→ **Problem**: Rewrite the listing below with every occurrence of "left-tick-label" replaced by "left-axis-label", leaving all other text unchanged, and omit the pictures from your answer.
=======
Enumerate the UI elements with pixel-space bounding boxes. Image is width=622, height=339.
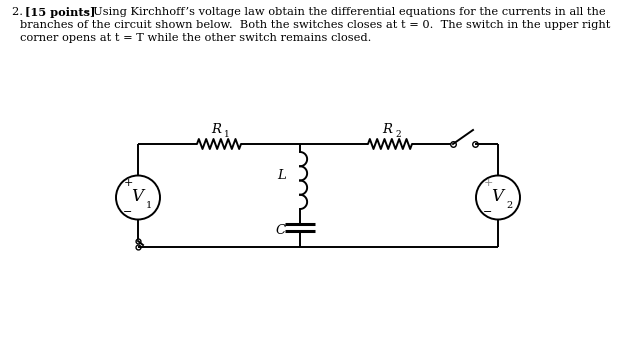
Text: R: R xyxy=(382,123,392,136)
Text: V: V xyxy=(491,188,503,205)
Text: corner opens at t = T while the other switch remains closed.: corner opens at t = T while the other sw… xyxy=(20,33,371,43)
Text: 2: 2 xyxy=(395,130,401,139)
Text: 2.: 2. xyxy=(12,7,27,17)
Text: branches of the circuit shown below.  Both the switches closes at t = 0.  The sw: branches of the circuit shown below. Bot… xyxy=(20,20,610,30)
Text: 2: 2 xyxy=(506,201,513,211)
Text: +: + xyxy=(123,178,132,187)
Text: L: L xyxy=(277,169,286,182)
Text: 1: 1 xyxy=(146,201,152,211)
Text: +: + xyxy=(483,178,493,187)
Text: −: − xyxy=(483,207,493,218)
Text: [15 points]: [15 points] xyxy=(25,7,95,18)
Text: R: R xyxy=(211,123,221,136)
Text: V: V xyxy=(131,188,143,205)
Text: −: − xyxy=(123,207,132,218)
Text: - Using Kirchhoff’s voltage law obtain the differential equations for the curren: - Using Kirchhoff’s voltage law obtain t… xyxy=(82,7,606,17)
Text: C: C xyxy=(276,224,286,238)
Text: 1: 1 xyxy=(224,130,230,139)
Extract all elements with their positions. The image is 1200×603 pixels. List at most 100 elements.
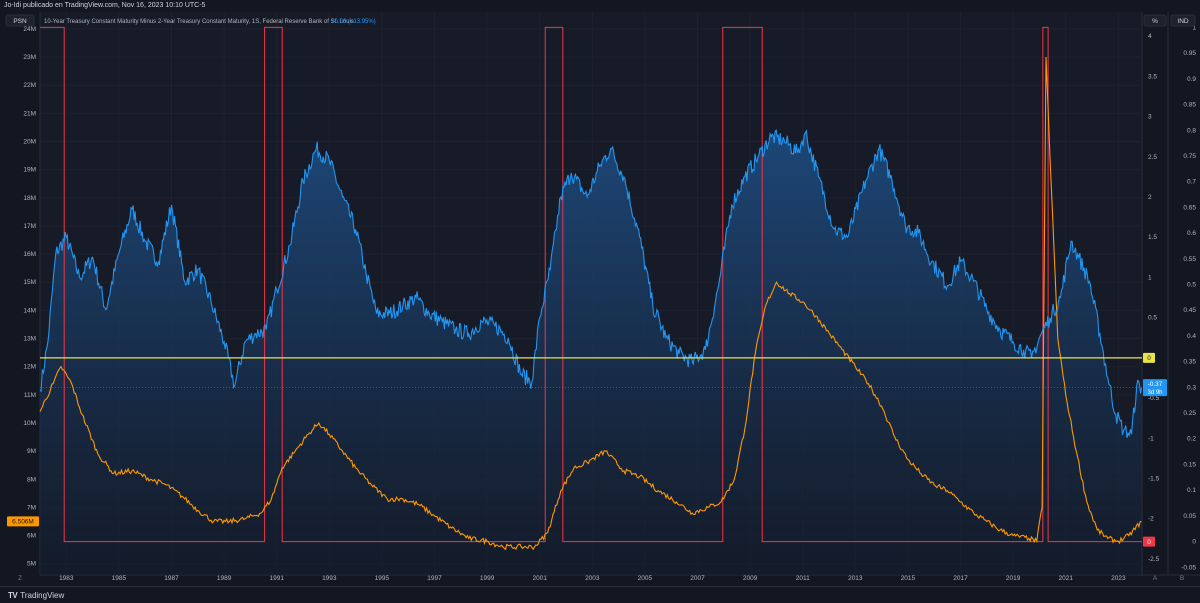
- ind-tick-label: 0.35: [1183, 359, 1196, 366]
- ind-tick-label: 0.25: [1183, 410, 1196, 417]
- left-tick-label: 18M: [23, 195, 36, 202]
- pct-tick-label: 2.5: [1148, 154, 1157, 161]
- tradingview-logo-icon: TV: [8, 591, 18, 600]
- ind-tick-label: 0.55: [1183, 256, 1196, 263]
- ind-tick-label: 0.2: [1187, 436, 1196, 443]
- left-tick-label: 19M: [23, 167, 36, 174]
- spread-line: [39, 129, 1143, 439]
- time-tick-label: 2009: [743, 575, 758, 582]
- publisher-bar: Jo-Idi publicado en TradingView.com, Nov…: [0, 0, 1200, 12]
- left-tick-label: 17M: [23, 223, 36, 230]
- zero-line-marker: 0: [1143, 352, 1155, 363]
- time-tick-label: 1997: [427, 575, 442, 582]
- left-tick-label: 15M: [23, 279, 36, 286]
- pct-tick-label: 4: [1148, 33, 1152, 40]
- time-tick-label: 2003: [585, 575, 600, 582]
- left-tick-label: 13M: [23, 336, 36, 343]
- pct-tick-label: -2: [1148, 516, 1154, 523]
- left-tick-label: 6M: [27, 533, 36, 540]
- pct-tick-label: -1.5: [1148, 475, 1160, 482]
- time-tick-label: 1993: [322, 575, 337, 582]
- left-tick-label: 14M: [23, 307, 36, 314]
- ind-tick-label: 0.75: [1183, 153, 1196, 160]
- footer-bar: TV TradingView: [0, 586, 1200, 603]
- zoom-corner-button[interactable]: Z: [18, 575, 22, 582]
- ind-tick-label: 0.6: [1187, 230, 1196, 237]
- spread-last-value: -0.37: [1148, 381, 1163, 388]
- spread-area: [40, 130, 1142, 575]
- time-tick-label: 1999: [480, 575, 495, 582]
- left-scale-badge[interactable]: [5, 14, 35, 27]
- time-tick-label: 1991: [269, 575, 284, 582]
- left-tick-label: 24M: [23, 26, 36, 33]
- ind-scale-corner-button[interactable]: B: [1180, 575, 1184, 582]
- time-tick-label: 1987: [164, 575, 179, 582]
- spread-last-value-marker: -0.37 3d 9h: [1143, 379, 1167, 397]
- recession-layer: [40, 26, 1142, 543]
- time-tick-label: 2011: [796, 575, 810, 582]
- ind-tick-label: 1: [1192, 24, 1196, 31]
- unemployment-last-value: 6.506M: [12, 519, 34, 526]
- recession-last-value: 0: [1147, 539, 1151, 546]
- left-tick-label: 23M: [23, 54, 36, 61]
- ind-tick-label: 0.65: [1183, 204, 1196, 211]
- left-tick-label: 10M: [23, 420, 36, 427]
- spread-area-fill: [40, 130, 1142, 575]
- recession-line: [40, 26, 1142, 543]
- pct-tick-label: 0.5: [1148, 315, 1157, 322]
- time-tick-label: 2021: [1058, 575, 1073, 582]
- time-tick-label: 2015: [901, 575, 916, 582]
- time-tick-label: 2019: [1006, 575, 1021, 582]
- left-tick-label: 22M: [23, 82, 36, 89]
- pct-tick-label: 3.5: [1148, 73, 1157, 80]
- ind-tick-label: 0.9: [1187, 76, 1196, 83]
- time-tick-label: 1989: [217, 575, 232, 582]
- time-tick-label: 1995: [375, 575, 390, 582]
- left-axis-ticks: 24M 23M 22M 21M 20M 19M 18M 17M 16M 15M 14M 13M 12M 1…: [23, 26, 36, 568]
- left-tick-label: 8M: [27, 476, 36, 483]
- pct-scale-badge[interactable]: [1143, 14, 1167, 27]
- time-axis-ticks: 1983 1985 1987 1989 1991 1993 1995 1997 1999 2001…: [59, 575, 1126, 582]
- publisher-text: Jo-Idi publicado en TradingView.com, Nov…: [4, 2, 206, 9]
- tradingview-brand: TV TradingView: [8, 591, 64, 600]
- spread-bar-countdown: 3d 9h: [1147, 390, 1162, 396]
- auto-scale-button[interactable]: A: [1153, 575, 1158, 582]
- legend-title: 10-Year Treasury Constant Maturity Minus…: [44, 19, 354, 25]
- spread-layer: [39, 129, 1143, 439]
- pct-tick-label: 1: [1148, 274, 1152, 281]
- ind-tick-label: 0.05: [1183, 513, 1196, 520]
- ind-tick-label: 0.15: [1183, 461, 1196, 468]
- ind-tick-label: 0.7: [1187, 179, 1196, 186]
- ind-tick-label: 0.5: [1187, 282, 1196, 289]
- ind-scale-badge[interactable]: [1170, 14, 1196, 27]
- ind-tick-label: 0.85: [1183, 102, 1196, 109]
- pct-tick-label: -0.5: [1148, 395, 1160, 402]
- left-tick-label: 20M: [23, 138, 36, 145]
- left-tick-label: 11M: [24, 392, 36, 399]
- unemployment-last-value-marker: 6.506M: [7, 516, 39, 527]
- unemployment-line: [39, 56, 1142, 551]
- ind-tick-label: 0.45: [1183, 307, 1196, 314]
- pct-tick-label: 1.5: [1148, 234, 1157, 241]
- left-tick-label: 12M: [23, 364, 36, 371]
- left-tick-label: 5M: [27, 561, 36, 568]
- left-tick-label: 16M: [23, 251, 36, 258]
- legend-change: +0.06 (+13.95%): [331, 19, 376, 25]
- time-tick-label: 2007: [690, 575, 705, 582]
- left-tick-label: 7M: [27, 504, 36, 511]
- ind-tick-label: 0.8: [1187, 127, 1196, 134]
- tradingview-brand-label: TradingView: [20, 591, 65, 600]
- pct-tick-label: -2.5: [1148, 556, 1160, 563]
=======
→ **Written reply**:
Enumerate the UI elements with pixel-space bounding boxes. Image is width=622, height=339.
Text: R: R xyxy=(382,123,392,136)
Text: V: V xyxy=(491,188,503,205)
Text: corner opens at t = T while the other switch remains closed.: corner opens at t = T while the other sw… xyxy=(20,33,371,43)
Text: 2: 2 xyxy=(395,130,401,139)
Text: 2.: 2. xyxy=(12,7,27,17)
Text: branches of the circuit shown below.  Both the switches closes at t = 0.  The sw: branches of the circuit shown below. Bot… xyxy=(20,20,610,30)
Text: 2: 2 xyxy=(506,201,513,211)
Text: +: + xyxy=(123,178,132,187)
Text: L: L xyxy=(277,169,286,182)
Text: 1: 1 xyxy=(146,201,152,211)
Text: +: + xyxy=(483,178,493,187)
Text: −: − xyxy=(483,207,493,218)
Text: [15 points]: [15 points] xyxy=(25,7,95,18)
Text: R: R xyxy=(211,123,221,136)
Text: V: V xyxy=(131,188,143,205)
Text: −: − xyxy=(123,207,132,218)
Text: - Using Kirchhoff’s voltage law obtain the differential equations for the curren: - Using Kirchhoff’s voltage law obtain t… xyxy=(82,7,606,17)
Text: C: C xyxy=(276,224,286,238)
Text: 1: 1 xyxy=(224,130,230,139)
Extract all elements with their positions. The image is 1200×603 pixels. List at most 100 elements.
- ind-tick-label: 0.35: [1183, 359, 1196, 366]
- ind-tick-label: 0.25: [1183, 410, 1196, 417]
- left-axis-label: 18M: [23, 195, 36, 202]
- pct-tick-label: 2.5: [1148, 154, 1157, 161]
- tradingview-logo-icon: TV: [8, 591, 18, 600]
- ind-tick-label: 0.55: [1183, 256, 1196, 263]
- ind-tick-label: 0.2: [1187, 436, 1196, 443]
- left-axis-label: 19M: [23, 167, 36, 174]
- spread-line: [39, 129, 1143, 439]
- time-tick-label: 2009: [743, 575, 758, 582]
- publisher-bar: Jo-Idi publicado en TradingView.com, Nov…: [0, 0, 1200, 12]
- left-axis-label: 17M: [23, 223, 36, 230]
- zero-line-marker: 0: [1143, 352, 1155, 363]
- time-tick-label: 1997: [427, 575, 442, 582]
- left-axis-label: 15M: [23, 279, 36, 286]
- pct-tick-label: 4: [1148, 33, 1152, 40]
- time-tick-label: 2003: [585, 575, 600, 582]
- left-axis-label: 13M: [23, 336, 36, 343]
- pct-tick-label: -2: [1148, 516, 1154, 523]
- left-axis-label: 6M: [27, 533, 36, 540]
- pct-tick-label: -1.5: [1148, 475, 1160, 482]
- time-tick-label: 1993: [322, 575, 337, 582]
- left-axis-label: 14M: [23, 307, 36, 314]
- ind-tick-label: 0.75: [1183, 153, 1196, 160]
- footer-bar: TV TradingView: [0, 586, 1200, 603]
- zoom-corner-button[interactable]: Z: [18, 575, 22, 582]
- ind-tick-label: 0.6: [1187, 230, 1196, 237]
- spread-last-value: -0.37: [1148, 381, 1163, 388]
- spread-area: [40, 130, 1142, 575]
- time-tick-label: 1999: [480, 575, 495, 582]
- left-scale-badge[interactable]: [5, 14, 35, 27]
- time-tick-label: 1991: [269, 575, 284, 582]
- left-axis-label: 24M: [23, 26, 36, 33]
- ind-scale-corner-button[interactable]: B: [1180, 575, 1184, 582]
- time-tick-label: 1987: [164, 575, 179, 582]
- spread-last-value-marker: -0.37 3d 9h: [1143, 379, 1167, 397]
- recession-layer: [40, 26, 1142, 543]
- time-tick-label: 2011: [796, 575, 810, 582]
- ind-tick-label: 1: [1192, 24, 1196, 31]
- unemployment-last-value: 6.506M: [12, 519, 34, 526]
- recession-last-value: 0: [1147, 539, 1151, 546]
- left-axis-label: 23M: [23, 54, 36, 61]
- ind-tick-label: 0.65: [1183, 204, 1196, 211]
- left-axis-label: 10M: [23, 420, 36, 427]
- spread-area-fill: [40, 130, 1142, 575]
- recession-line: [40, 26, 1142, 543]
- pct-tick-label: 0.5: [1148, 315, 1157, 322]
- time-tick-label: 2021: [1058, 575, 1073, 582]
- time-tick-label: 2015: [901, 575, 916, 582]
- time-tick-label: 2019: [1006, 575, 1021, 582]
- left-axis-label: 22M: [23, 82, 36, 89]
- pct-tick-label: 3.5: [1148, 73, 1157, 80]
- ind-tick-label: 0.9: [1187, 76, 1196, 83]
- time-tick-label: 1989: [217, 575, 232, 582]
- time-tick-label: 1995: [375, 575, 390, 582]
- left-axis-ticks: 24M 23M 22M 21M 20M 19M 18M 17M 16M 15M 14M 13M 12M 1…: [23, 26, 36, 568]
- left-axis-label: 8M: [27, 476, 36, 483]
- pct-scale-badge[interactable]: [1143, 14, 1167, 27]
- time-axis-ticks: 1983 1985 1987 1989 1991 1993 1995 1997 1999 2001…: [59, 575, 1126, 582]
- publisher-text: Jo-Idi publicado en TradingView.com, Nov…: [4, 2, 206, 9]
- tradingview-brand: TV TradingView: [8, 591, 64, 600]
- spread-bar-countdown: 3d 9h: [1147, 390, 1162, 396]
- auto-scale-button[interactable]: A: [1153, 575, 1158, 582]
- legend-title: 10-Year Treasury Constant Maturity Minus…: [44, 19, 354, 25]
- spread-layer: [39, 129, 1143, 439]
- pct-tick-label: 1: [1148, 274, 1152, 281]
- ind-tick-label: 0.05: [1183, 513, 1196, 520]
- ind-tick-label: 0.15: [1183, 461, 1196, 468]
- ind-tick-label: 0.7: [1187, 179, 1196, 186]
- ind-tick-label: 0.5: [1187, 282, 1196, 289]
- ind-scale-badge[interactable]: [1170, 14, 1196, 27]
- ind-tick-label: 0.85: [1183, 102, 1196, 109]
- pct-tick-label: -0.5: [1148, 395, 1160, 402]
- left-axis-label: 20M: [23, 138, 36, 145]
- left-axis-label: 11M: [24, 392, 36, 399]
- unemployment-last-value-marker: 6.506M: [7, 516, 39, 527]
- unemployment-line: [39, 56, 1142, 551]
- ind-tick-label: 0.45: [1183, 307, 1196, 314]
- pct-tick-label: 1.5: [1148, 234, 1157, 241]
- left-axis-label: 12M: [23, 364, 36, 371]
- left-axis-label: 5M: [27, 561, 36, 568]
- left-axis-label: 16M: [23, 251, 36, 258]
- legend-change: +0.06 (+13.95%): [331, 19, 376, 25]
- time-tick-label: 2007: [690, 575, 705, 582]
- left-axis-label: 7M: [27, 504, 36, 511]
- ind-tick-label: 0.8: [1187, 127, 1196, 134]
- tradingview-brand-label: TradingView: [20, 591, 65, 600]
- pct-tick-label: -2.5: [1148, 556, 1160, 563]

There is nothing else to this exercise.